> _Objective_
Return every line of the records below verbatim, with no pictures in the copy.

> _Data extract_
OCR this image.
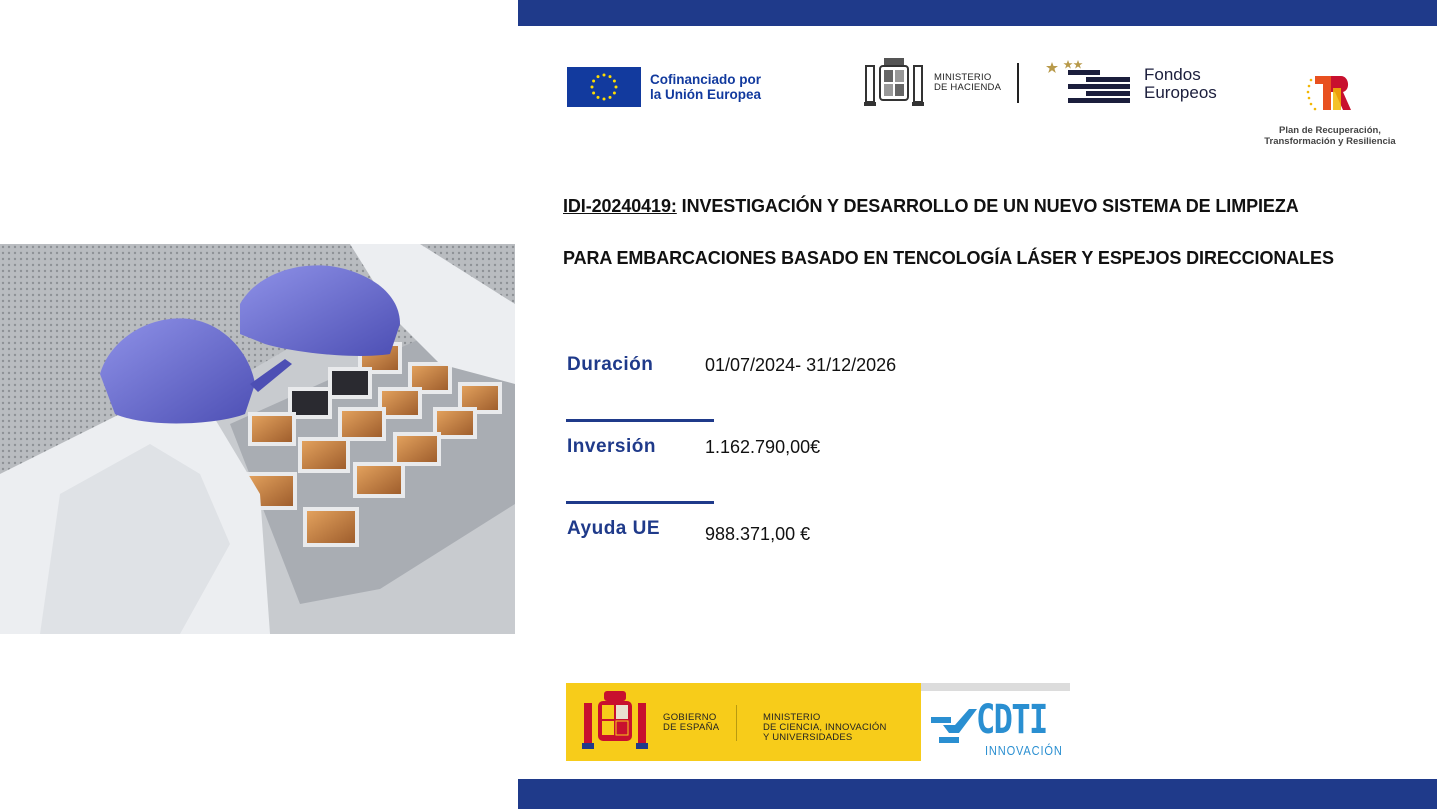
Cofinanciado por
la Unión Europea
MINISTERIO
DE HACIENDA
Fondos
Europeos
Plan de Recuperación,
Transformación y Resiliencia
IDI-20240419: INVESTIGACIÓN Y DESARROLLO DE UN NUEVO SISTEMA DE LIMPIEZA
PARA EMBARCACIONES BASADO EN TENCOLOGÍA LÁSER Y ESPEJOS DIRECCIONALES
Duración	01/07/2024- 31/12/2026
Inversión	1.162.790,00€
Ayuda UE 988.371,00 €
GOBIERNO
DE ESPAÑA
MINISTERIO
DE CIENCIA, INNOVACIÓN
Y UNIVERSIDADES	CDTI
INNOVACIÓN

> _Response to the task_
OCR this image.
Cofinanciado por
la Unión Europea
MINISTERIO
DE HACIENDA
Fondos
Europeos
Plan de Recuperación,
Transformación y Resiliencia
IDI-20240419: INVESTIGACIÓN Y DESARROLLO DE UN NUEVO SISTEMA DE LIMPIEZA
PARA EMBARCACIONES BASADO EN TENCOLOGÍA LÁSER Y ESPEJOS DIRECCIONALES
Duración	01/07/2024- 31/12/2026
Inversión	1.162.790,00€
Ayuda UE 988.371,00 €
GOBIERNO
DE ESPAÑA
MINISTERIO
DE CIENCIA, INNOVACIÓN
Y UNIVERSIDADES	CDTI
INNOVACIÓN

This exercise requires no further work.